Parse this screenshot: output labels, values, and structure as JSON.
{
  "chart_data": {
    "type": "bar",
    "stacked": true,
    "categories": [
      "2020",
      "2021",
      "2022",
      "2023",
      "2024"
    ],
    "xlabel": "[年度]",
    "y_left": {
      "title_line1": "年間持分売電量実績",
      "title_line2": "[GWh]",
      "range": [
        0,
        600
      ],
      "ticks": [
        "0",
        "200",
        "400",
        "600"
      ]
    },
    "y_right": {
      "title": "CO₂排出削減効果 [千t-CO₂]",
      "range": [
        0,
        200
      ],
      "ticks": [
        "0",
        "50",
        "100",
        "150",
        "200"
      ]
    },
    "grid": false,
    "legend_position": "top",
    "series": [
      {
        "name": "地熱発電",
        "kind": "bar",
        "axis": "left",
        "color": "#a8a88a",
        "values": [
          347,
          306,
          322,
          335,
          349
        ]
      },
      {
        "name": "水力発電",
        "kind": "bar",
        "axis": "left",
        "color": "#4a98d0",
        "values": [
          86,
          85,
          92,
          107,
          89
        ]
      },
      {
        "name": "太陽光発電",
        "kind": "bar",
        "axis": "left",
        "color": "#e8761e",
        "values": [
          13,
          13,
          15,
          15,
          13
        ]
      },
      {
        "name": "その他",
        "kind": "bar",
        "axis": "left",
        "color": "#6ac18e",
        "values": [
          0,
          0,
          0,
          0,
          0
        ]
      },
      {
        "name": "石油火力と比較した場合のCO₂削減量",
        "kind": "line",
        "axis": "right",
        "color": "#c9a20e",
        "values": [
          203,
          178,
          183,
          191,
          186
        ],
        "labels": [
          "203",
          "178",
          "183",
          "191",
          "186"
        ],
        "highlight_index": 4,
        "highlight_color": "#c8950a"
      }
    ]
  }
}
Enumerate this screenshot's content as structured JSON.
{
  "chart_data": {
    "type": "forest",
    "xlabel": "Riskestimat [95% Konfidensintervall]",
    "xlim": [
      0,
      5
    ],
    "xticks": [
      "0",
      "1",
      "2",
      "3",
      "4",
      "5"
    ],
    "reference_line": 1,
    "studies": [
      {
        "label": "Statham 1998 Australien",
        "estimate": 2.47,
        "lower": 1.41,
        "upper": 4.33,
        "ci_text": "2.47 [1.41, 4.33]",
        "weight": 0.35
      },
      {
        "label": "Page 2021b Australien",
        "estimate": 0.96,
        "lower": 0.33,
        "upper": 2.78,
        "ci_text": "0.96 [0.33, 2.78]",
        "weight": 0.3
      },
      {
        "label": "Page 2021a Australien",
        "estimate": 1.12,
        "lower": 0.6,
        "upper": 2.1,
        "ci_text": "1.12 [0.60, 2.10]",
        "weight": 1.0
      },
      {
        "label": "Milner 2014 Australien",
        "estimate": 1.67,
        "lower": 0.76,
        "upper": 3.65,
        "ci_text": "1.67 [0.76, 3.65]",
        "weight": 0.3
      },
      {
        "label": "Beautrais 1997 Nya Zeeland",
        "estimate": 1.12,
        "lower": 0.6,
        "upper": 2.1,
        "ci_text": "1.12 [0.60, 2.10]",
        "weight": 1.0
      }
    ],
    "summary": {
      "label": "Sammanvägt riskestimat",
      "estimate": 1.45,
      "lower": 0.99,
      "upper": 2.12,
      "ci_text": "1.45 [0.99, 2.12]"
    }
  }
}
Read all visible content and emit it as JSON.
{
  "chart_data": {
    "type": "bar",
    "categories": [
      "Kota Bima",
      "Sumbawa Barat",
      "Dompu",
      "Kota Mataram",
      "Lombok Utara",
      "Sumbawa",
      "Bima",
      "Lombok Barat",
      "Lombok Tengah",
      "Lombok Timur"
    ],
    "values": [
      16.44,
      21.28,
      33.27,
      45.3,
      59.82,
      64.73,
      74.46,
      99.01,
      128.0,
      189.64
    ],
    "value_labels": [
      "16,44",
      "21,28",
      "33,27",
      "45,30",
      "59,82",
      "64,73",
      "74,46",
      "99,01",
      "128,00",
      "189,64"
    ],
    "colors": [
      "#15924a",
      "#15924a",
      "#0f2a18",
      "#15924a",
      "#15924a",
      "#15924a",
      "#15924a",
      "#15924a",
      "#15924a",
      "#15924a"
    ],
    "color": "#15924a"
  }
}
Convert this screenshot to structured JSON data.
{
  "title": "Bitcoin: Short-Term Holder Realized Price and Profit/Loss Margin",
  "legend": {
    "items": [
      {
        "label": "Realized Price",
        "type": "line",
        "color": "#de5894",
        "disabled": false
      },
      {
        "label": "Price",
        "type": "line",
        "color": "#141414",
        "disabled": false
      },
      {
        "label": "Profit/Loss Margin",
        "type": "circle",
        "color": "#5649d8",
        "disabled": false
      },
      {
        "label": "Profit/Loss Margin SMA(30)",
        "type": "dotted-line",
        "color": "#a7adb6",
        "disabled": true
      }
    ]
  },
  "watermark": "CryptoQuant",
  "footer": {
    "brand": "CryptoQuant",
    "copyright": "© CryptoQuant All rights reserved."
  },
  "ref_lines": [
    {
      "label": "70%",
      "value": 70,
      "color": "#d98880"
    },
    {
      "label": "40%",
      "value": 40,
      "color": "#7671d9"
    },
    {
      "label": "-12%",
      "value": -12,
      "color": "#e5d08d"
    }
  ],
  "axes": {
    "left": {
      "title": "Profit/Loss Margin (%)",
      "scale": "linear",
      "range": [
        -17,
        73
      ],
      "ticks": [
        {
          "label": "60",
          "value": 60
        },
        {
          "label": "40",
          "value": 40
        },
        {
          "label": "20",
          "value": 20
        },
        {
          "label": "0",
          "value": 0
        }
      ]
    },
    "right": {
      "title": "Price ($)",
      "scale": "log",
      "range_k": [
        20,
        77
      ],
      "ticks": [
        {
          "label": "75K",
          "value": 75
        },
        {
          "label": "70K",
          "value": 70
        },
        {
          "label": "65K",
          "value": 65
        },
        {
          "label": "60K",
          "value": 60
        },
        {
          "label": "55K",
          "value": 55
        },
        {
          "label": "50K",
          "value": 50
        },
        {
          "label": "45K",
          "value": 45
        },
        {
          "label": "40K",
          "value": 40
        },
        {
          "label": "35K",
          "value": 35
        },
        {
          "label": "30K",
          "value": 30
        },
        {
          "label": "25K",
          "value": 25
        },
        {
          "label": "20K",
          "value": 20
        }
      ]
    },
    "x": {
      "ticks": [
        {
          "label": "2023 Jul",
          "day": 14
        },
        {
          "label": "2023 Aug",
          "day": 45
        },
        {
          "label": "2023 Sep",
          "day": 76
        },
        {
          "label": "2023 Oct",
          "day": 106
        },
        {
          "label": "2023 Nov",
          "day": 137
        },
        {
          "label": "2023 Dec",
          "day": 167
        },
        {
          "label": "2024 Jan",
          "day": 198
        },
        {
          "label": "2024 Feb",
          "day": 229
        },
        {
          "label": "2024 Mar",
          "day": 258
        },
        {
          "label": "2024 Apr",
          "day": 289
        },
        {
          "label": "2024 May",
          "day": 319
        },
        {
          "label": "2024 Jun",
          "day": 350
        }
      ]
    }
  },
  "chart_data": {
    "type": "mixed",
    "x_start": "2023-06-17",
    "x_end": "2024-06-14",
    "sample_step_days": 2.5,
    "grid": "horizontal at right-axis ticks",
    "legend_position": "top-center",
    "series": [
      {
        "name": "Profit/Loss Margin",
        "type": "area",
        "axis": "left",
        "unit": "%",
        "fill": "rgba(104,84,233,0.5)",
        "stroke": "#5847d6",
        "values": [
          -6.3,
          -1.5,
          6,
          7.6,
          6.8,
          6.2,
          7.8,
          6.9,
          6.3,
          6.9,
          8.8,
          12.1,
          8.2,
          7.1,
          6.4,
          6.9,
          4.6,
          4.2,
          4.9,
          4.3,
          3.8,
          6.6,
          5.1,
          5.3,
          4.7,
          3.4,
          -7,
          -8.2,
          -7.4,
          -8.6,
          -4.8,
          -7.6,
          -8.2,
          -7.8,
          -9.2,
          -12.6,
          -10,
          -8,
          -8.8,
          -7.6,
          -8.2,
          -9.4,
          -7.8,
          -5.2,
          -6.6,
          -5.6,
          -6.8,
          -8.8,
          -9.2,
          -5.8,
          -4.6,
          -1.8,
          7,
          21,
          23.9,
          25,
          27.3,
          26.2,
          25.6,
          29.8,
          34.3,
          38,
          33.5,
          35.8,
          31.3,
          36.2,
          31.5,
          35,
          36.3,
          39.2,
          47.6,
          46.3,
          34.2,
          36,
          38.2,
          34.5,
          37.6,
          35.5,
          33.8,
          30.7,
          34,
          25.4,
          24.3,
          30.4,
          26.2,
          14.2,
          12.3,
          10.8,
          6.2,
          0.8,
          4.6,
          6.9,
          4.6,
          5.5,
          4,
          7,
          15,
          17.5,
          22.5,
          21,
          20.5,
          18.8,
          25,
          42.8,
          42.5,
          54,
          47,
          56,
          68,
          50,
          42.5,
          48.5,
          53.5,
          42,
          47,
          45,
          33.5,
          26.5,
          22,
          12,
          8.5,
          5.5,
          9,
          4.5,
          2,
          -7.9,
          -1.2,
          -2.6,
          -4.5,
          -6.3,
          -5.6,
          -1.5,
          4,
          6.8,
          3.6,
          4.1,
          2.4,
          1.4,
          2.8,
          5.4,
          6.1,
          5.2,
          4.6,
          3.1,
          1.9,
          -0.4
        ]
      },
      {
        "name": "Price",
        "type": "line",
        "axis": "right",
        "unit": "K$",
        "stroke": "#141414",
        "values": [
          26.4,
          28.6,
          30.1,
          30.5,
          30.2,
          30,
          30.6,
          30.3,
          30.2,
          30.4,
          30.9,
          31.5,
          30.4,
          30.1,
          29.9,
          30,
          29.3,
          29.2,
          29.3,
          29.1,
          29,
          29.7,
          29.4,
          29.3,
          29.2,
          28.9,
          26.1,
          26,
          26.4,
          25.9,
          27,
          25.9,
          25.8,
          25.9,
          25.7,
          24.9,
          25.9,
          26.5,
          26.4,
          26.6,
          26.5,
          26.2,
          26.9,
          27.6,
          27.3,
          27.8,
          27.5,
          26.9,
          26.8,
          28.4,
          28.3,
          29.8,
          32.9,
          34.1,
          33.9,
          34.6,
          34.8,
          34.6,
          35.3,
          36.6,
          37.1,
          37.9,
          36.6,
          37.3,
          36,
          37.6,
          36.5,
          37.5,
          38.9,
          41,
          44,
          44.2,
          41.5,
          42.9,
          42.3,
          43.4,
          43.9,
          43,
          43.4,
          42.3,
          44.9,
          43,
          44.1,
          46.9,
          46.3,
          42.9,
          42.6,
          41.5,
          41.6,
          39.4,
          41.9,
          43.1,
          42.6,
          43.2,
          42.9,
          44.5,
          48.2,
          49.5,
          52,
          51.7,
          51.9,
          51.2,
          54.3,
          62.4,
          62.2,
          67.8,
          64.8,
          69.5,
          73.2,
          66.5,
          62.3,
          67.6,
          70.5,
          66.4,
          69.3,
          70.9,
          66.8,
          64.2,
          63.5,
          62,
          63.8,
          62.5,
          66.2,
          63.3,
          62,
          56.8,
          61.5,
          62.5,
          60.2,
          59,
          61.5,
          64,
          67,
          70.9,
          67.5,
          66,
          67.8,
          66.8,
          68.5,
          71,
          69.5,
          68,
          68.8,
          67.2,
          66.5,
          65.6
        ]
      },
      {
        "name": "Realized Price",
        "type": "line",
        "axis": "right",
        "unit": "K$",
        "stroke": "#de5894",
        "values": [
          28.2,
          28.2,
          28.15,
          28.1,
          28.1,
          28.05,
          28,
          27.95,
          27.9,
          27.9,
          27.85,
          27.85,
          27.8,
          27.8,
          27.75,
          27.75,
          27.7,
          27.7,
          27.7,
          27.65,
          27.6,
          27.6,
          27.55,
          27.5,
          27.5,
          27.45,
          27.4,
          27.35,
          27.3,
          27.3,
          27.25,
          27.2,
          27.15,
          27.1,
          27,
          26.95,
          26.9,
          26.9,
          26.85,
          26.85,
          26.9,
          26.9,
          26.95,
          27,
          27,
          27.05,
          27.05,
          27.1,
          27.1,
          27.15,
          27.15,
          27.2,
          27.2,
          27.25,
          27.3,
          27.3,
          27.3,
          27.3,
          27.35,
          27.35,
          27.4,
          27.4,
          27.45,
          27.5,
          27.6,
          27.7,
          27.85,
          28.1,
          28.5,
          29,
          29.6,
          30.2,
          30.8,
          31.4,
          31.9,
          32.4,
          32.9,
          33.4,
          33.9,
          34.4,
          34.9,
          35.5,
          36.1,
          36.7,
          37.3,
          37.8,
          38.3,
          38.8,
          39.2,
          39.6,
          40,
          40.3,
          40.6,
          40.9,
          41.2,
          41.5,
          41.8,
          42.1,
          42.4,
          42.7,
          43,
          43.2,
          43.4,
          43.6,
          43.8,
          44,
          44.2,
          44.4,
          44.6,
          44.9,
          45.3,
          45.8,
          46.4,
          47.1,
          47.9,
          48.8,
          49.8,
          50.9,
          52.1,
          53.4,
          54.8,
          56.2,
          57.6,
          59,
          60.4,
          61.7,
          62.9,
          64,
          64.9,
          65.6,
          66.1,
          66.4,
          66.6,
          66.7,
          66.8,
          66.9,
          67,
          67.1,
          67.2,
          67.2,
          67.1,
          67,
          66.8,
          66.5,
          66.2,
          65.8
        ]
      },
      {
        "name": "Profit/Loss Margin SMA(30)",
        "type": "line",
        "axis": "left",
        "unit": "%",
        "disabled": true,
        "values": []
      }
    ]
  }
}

◆ **What is expected**
Return every line holding the word "stroke" from the records.

◆ **Task result**
        "stroke": "#5847d6",
        "stroke": "#141414",
        "stroke": "#de5894",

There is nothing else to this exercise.